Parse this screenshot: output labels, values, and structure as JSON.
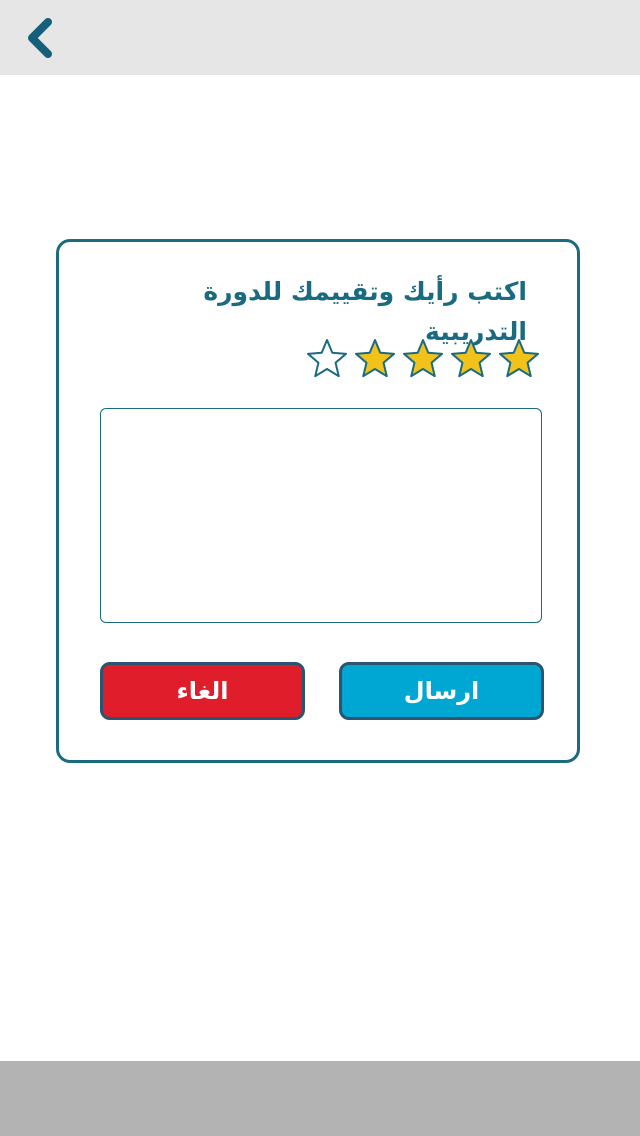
{
  "header": {
    "back_icon": "chevron-left-icon"
  },
  "card": {
    "title": "اكتب رأيك وتقييمك للدورة التدريبية",
    "rating": {
      "value": 4,
      "max": 5,
      "filled_color": "#f2c21b",
      "empty_color": "#ffffff",
      "outline_color": "#1a6a80"
    },
    "comment": {
      "value": "",
      "placeholder": ""
    },
    "buttons": {
      "send_label": "ارسال",
      "cancel_label": "الغاء",
      "send_color": "#00a7d3",
      "cancel_color": "#df1d2b"
    }
  },
  "colors": {
    "accent": "#1a6a80",
    "topbar": "#e6e6e6",
    "bottombar": "#b3b3b3"
  }
}
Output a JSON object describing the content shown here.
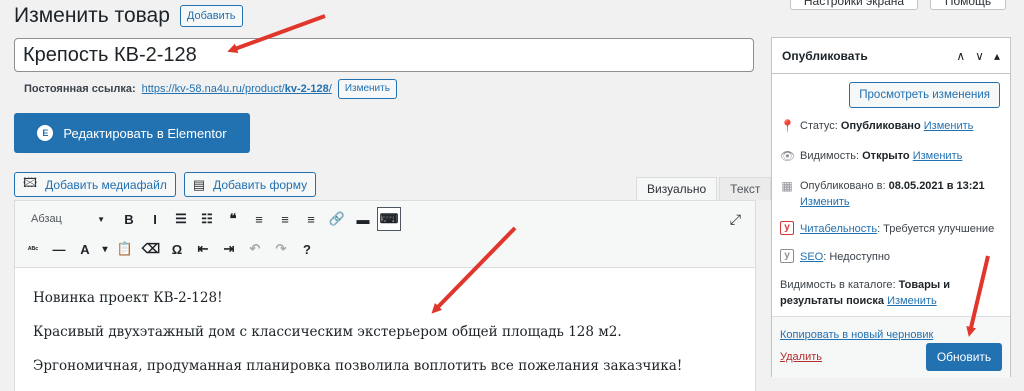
{
  "header": {
    "title": "Изменить товар",
    "add_label": "Добавить",
    "top_tabs": [
      "Настройки экрана",
      "Помощь"
    ]
  },
  "post": {
    "title_value": "Крепость КВ-2-128",
    "permalink_label": "Постоянная ссылка:",
    "permalink_base": "https://kv-58.na4u.ru/product/",
    "permalink_slug": "kv-2-128",
    "permalink_tail": "/",
    "permalink_edit": "Изменить"
  },
  "elementor": {
    "label": "Редактировать в Elementor",
    "icon": "elementor-icon"
  },
  "media": {
    "add_media": "Добавить медиафайл",
    "add_form": "Добавить форму"
  },
  "editor": {
    "tab_visual": "Визуально",
    "tab_text": "Текст",
    "format_select": "Абзац",
    "toolbar_row1": [
      {
        "name": "bold-icon",
        "glyph": "B"
      },
      {
        "name": "italic-icon",
        "glyph": "I"
      },
      {
        "name": "bullet-list-icon",
        "glyph": "☰"
      },
      {
        "name": "numbered-list-icon",
        "glyph": "☷"
      },
      {
        "name": "blockquote-icon",
        "glyph": "❝"
      },
      {
        "name": "align-left-icon",
        "glyph": "≡"
      },
      {
        "name": "align-center-icon",
        "glyph": "≡"
      },
      {
        "name": "align-right-icon",
        "glyph": "≡"
      },
      {
        "name": "link-icon",
        "glyph": "🔗"
      },
      {
        "name": "read-more-icon",
        "glyph": "▬"
      },
      {
        "name": "toolbar-toggle-icon",
        "glyph": "⌨"
      }
    ],
    "toolbar_row2": [
      {
        "name": "strikethrough-icon",
        "glyph": "ᴬᴮᶜ"
      },
      {
        "name": "horizontal-line-icon",
        "glyph": "—"
      },
      {
        "name": "text-color-icon",
        "glyph": "A"
      },
      {
        "name": "text-color-dropdown-icon",
        "glyph": "▾"
      },
      {
        "name": "paste-text-icon",
        "glyph": "📋"
      },
      {
        "name": "clear-formatting-icon",
        "glyph": "⌫"
      },
      {
        "name": "special-character-icon",
        "glyph": "Ω"
      },
      {
        "name": "outdent-icon",
        "glyph": "⇤"
      },
      {
        "name": "indent-icon",
        "glyph": "⇥"
      },
      {
        "name": "undo-icon",
        "glyph": "↶"
      },
      {
        "name": "redo-icon",
        "glyph": "↷"
      },
      {
        "name": "help-icon",
        "glyph": "?"
      }
    ],
    "paragraphs": [
      "Новинка проект КВ-2-128!",
      "Красивый двухэтажный дом с классическим экстерьером общей площадь 128 м2.",
      "Эргономичная, продуманная планировка позволила воплотить все пожелания заказчика!"
    ]
  },
  "publish": {
    "title": "Опубликовать",
    "preview": "Просмотреть изменения",
    "status_label": "Статус:",
    "status_value": "Опубликовано",
    "visibility_label": "Видимость:",
    "visibility_value": "Открыто",
    "published_label": "Опубликовано в:",
    "published_value": "08.05.2021 в 13:21",
    "readability_link": "Читабельность",
    "readability_value": ": Требуется улучшение",
    "seo_link": "SEO",
    "seo_value": ": Недоступно",
    "catalog_label": "Видимость в каталоге:",
    "catalog_value": "Товары и результаты поиска",
    "edit_link": "Изменить",
    "copy_draft": "Копировать в новый черновик",
    "delete": "Удалить",
    "update": "Обновить"
  },
  "colors": {
    "accent": "#2271b1",
    "annotation_arrow": "#e0362c",
    "delete": "#b32d2e"
  }
}
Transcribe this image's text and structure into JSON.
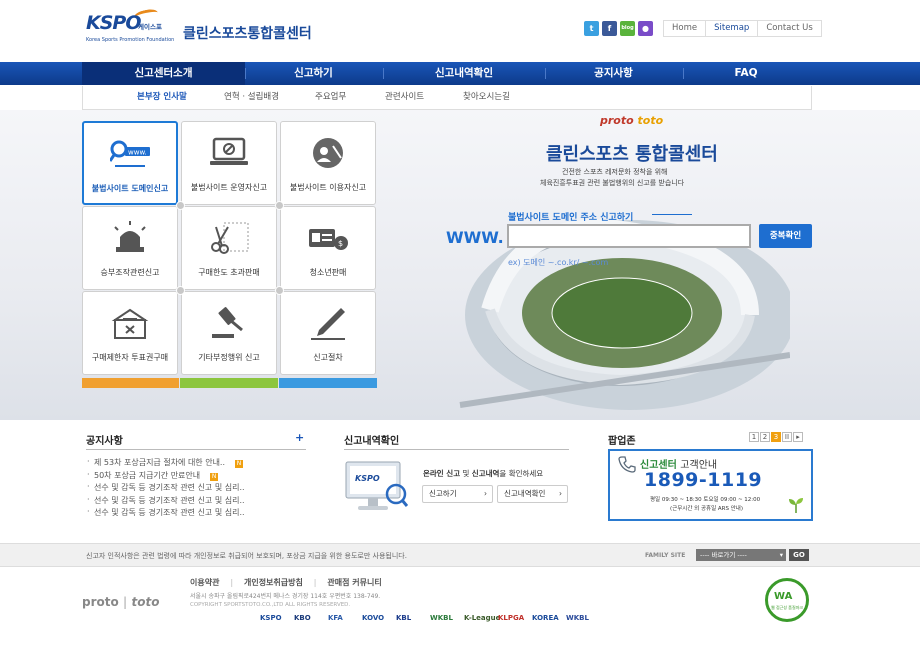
{
  "header": {
    "logo_text": "KSPO",
    "logo_kor": "케이스포",
    "logo_sub": "Korea Sports Promotion Foundation",
    "site_title": "클린스포츠통합콜센터",
    "sns": [
      {
        "icon": "twitter-icon",
        "glyph": "t",
        "color": "#3aa0e0"
      },
      {
        "icon": "facebook-icon",
        "glyph": "f",
        "color": "#3b5998"
      },
      {
        "icon": "blog-icon",
        "glyph": "blog",
        "color": "#5ab33c"
      },
      {
        "icon": "me2day-icon",
        "glyph": "●",
        "color": "#7a4cc8"
      }
    ],
    "util_links": [
      "Home",
      "Sitemap",
      "Contact Us"
    ]
  },
  "gnb": [
    "신고센터소개",
    "신고하기",
    "신고내역확인",
    "공지사항",
    "FAQ"
  ],
  "lnb": [
    "본부장 인사말",
    "연혁 · 설립배경",
    "주요업무",
    "관련사이트",
    "찾아오시는길"
  ],
  "tiles": [
    {
      "label": "불법사이트 도메인신고",
      "icon": "domain-search-icon",
      "selected": true
    },
    {
      "label": "불법사이트 운영자신고",
      "icon": "laptop-block-icon",
      "selected": false
    },
    {
      "label": "불법사이트 이용자신고",
      "icon": "user-block-icon",
      "selected": false
    },
    {
      "label": "승부조작관련신고",
      "icon": "siren-icon",
      "selected": false
    },
    {
      "label": "구매한도 초과판매",
      "icon": "scissors-icon",
      "selected": false
    },
    {
      "label": "청소년판매",
      "icon": "id-card-icon",
      "selected": false
    },
    {
      "label": "구매제한자 투표권구매",
      "icon": "ballot-box-icon",
      "selected": false
    },
    {
      "label": "기타부정행위 신고",
      "icon": "gavel-icon",
      "selected": false
    },
    {
      "label": "신고절차",
      "icon": "pen-icon",
      "selected": false
    }
  ],
  "tile_bar_colors": [
    "#f0a030",
    "#8cc63e",
    "#3a9ae0"
  ],
  "hero": {
    "brand_proto": "proto",
    "brand_toto": "toto",
    "title": "클린스포츠 통합콜센터",
    "desc_line1": "건전한 스포츠 레저문화 정착을 위해",
    "desc_line2": "체육진흥투표권 관련 불법행위의 신고를 받습니다",
    "search_label": "불법사이트 도메인 주소 신고하기",
    "www": "WWW.",
    "search_value": "",
    "search_button": "중복확인",
    "example": "ex) 도메인 ~.co.kr/ ~.com"
  },
  "notice": {
    "title": "공지사항",
    "more": "+",
    "items": [
      {
        "text": "제 53차 포상금지급 절차에 대한 안내..",
        "new": true
      },
      {
        "text": "50차 포상금 지급기간 만료안내",
        "new": true
      },
      {
        "text": "선수 및 감독 등 경기조작 관련 신고 및 심리..",
        "new": false
      },
      {
        "text": "선수 및 감독 등 경기조작 관련 신고 및 심리..",
        "new": false
      },
      {
        "text": "선수 및 감독 등 경기조작 관련 신고 및 심리..",
        "new": false
      }
    ],
    "new_badge": "N"
  },
  "history": {
    "title": "신고내역확인",
    "monitor_text": "KSPO",
    "desc_pre": "온라인 신고",
    "desc_mid": " 및 ",
    "desc_bold": "신고내역",
    "desc_post": "을 확인하세요",
    "btn1": "신고하기",
    "btn2": "신고내역확인"
  },
  "popup": {
    "title": "팝업존",
    "pages": [
      "1",
      "2",
      "3",
      "II",
      "▸"
    ],
    "active_page": "3",
    "center_title": "신고센터",
    "center_sub": "고객안내",
    "phone": "1899-1119",
    "hours": "평일 09:30 ~ 18:30  토요일 09:00 ~ 12:00",
    "note": "(근무시간 외 공휴일 ARS 안내)"
  },
  "footer": {
    "privacy_notice": "신고자 인적사항은 관련 법령에 따라 개인정보로 취급되어 보호되며, 포상금 지급을 위한 용도로만 사용됩니다.",
    "family_label": "FAMILY SITE",
    "family_select": "---- 바로가기 ----",
    "go": "GO",
    "links": [
      "이용약관",
      "개인정보취급방침",
      "관매점 커뮤니티"
    ],
    "address": "서울시 송파구 올림픽로424번지 메나스 경기장 114호 우편번호 138-749.",
    "copyright": "COPYRIGHT SPORTSTOTO.CO.,LTD ALL RIGHTS RESERVED.",
    "brand_proto": "proto",
    "brand_toto": "toto",
    "partners": [
      "KSPO",
      "KBO",
      "KFA",
      "KOVO",
      "KBL",
      "WKBL",
      "K-League",
      "KLPGA",
      "KOREA",
      "WKBL"
    ],
    "badge_main": "WA",
    "badge_sub": "웹 접근성 품질마크"
  }
}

■ EXERCISE DIRECTIONS
Find the word "list" in the records and pull out each line that has it.

■ WORKED SOLUTION
        "name": "bullet-list-icon",
        "name": "numbered-list-icon",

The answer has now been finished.